Problem to solve:
Reproduce this listing in full.

Data shown:
═══

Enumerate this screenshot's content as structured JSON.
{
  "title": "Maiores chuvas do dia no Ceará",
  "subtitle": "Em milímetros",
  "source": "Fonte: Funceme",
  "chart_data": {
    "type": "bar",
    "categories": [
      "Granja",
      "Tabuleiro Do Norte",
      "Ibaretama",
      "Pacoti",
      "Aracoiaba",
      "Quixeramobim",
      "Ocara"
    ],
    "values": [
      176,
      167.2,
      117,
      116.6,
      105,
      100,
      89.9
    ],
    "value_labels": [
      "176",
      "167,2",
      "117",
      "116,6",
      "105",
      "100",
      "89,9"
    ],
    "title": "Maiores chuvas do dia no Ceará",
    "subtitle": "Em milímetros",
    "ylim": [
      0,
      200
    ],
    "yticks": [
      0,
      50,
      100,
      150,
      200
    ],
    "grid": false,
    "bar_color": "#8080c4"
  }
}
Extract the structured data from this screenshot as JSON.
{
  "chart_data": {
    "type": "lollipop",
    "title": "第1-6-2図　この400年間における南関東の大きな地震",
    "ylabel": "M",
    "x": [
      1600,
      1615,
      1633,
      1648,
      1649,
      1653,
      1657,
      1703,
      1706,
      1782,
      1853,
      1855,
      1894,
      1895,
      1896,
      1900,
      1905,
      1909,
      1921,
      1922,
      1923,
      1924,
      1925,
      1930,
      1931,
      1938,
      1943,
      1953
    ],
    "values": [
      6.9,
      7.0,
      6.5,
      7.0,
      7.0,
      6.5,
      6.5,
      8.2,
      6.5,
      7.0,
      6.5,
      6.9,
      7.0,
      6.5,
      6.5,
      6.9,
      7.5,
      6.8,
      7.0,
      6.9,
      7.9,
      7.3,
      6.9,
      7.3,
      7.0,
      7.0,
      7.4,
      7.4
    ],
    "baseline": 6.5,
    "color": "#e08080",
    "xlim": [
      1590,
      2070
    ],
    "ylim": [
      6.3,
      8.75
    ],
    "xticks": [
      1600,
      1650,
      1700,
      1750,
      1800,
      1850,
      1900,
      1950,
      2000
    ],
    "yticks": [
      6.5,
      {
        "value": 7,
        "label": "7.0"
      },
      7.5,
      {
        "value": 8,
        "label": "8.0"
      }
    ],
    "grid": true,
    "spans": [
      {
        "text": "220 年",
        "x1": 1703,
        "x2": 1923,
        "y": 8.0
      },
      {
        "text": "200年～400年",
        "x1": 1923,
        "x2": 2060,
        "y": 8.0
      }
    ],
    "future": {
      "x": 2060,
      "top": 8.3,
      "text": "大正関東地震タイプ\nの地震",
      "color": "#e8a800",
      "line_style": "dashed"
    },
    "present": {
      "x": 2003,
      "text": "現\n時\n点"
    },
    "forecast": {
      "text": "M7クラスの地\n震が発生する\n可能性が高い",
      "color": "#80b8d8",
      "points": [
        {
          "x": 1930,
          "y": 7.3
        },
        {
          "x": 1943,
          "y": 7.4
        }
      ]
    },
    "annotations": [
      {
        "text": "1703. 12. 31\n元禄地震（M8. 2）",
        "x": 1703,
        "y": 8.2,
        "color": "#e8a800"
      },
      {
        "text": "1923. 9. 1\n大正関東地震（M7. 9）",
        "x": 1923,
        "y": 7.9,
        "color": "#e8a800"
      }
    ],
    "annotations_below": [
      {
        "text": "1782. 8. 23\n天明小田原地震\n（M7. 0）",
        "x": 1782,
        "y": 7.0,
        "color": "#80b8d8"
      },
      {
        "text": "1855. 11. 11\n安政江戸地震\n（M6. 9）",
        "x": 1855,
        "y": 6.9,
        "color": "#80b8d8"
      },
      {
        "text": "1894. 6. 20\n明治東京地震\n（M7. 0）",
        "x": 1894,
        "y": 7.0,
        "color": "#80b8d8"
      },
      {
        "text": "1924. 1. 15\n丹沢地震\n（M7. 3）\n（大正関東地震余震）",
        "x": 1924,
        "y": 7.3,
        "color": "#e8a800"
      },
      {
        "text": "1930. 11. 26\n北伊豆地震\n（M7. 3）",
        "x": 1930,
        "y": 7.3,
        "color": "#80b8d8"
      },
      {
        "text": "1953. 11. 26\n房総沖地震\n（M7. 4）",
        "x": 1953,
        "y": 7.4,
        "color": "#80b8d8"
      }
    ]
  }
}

═══

Result of the task:
Enumerate this screenshot's content as structured JSON.
{
  "title": "Maiores chuvas do dia no Ceará",
  "subtitle": "Em milímetros",
  "source": "Fonte: Funceme",
  "chart_data": {
    "type": "bar",
    "categories": [
      "Granja",
      "Tabuleiro Do Norte",
      "Ibaretama",
      "Pacoti",
      "Aracoiaba",
      "Quixeramobim",
      "Ocara"
    ],
    "values": [
      176,
      167.2,
      117,
      116.6,
      105,
      100,
      89.9
    ],
    "value_labels": [
      "176",
      "167,2",
      "117",
      "116,6",
      "105",
      "100",
      "89,9"
    ],
    "title": "Maiores chuvas do dia no Ceará",
    "subtitle": "Em milímetros",
    "ylim": [
      0,
      200
    ],
    "yticks": [
      0,
      50,
      100,
      150,
      200
    ],
    "grid": false,
    "bar_color": "#8080c4"
  }
}
Extract the structured data from this screenshot as JSON.
{
  "chart_data": {
    "type": "lollipop",
    "title": "第1-6-2図　この400年間における南関東の大きな地震",
    "ylabel": "M",
    "x": [
      1600,
      1615,
      1633,
      1648,
      1649,
      1653,
      1657,
      1703,
      1706,
      1782,
      1853,
      1855,
      1894,
      1895,
      1896,
      1900,
      1905,
      1909,
      1921,
      1922,
      1923,
      1924,
      1925,
      1930,
      1931,
      1938,
      1943,
      1953
    ],
    "values": [
      6.9,
      7.0,
      6.5,
      7.0,
      7.0,
      6.5,
      6.5,
      8.2,
      6.5,
      7.0,
      6.5,
      6.9,
      7.0,
      6.5,
      6.5,
      6.9,
      7.5,
      6.8,
      7.0,
      6.9,
      7.9,
      7.3,
      6.9,
      7.3,
      7.0,
      7.0,
      7.4,
      7.4
    ],
    "baseline": 6.5,
    "color": "#e08080",
    "xlim": [
      1590,
      2070
    ],
    "ylim": [
      6.3,
      8.75
    ],
    "xticks": [
      1600,
      1650,
      1700,
      1750,
      1800,
      1850,
      1900,
      1950,
      2000
    ],
    "yticks": [
      6.5,
      {
        "value": 7,
        "label": "7.0"
      },
      7.5,
      {
        "value": 8,
        "label": "8.0"
      }
    ],
    "grid": true,
    "spans": [
      {
        "text": "220 年",
        "x1": 1703,
        "x2": 1923,
        "y": 8.0
      },
      {
        "text": "200年～400年",
        "x1": 1923,
        "x2": 2060,
        "y": 8.0
      }
    ],
    "future": {
      "x": 2060,
      "top": 8.3,
      "text": "大正関東地震タイプ\nの地震",
      "color": "#e8a800",
      "line_style": "dashed"
    },
    "present": {
      "x": 2003,
      "text": "現\n時\n点"
    },
    "forecast": {
      "text": "M7クラスの地\n震が発生する\n可能性が高い",
      "color": "#80b8d8",
      "points": [
        {
          "x": 1930,
          "y": 7.3
        },
        {
          "x": 1943,
          "y": 7.4
        }
      ]
    },
    "annotations": [
      {
        "text": "1703. 12. 31\n元禄地震（M8. 2）",
        "x": 1703,
        "y": 8.2,
        "color": "#e8a800"
      },
      {
        "text": "1923. 9. 1\n大正関東地震（M7. 9）",
        "x": 1923,
        "y": 7.9,
        "color": "#e8a800"
      }
    ],
    "annotations_below": [
      {
        "text": "1782. 8. 23\n天明小田原地震\n（M7. 0）",
        "x": 1782,
        "y": 7.0,
        "color": "#80b8d8"
      },
      {
        "text": "1855. 11. 11\n安政江戸地震\n（M6. 9）",
        "x": 1855,
        "y": 6.9,
        "color": "#80b8d8"
      },
      {
        "text": "1894. 6. 20\n明治東京地震\n（M7. 0）",
        "x": 1894,
        "y": 7.0,
        "color": "#80b8d8"
      },
      {
        "text": "1924. 1. 15\n丹沢地震\n（M7. 3）\n（大正関東地震余震）",
        "x": 1924,
        "y": 7.3,
        "color": "#e8a800"
      },
      {
        "text": "1930. 11. 26\n北伊豆地震\n（M7. 3）",
        "x": 1930,
        "y": 7.3,
        "color": "#80b8d8"
      },
      {
        "text": "1953. 11. 26\n房総沖地震\n（M7. 4）",
        "x": 1953,
        "y": 7.4,
        "color": "#80b8d8"
      }
    ]
  }
}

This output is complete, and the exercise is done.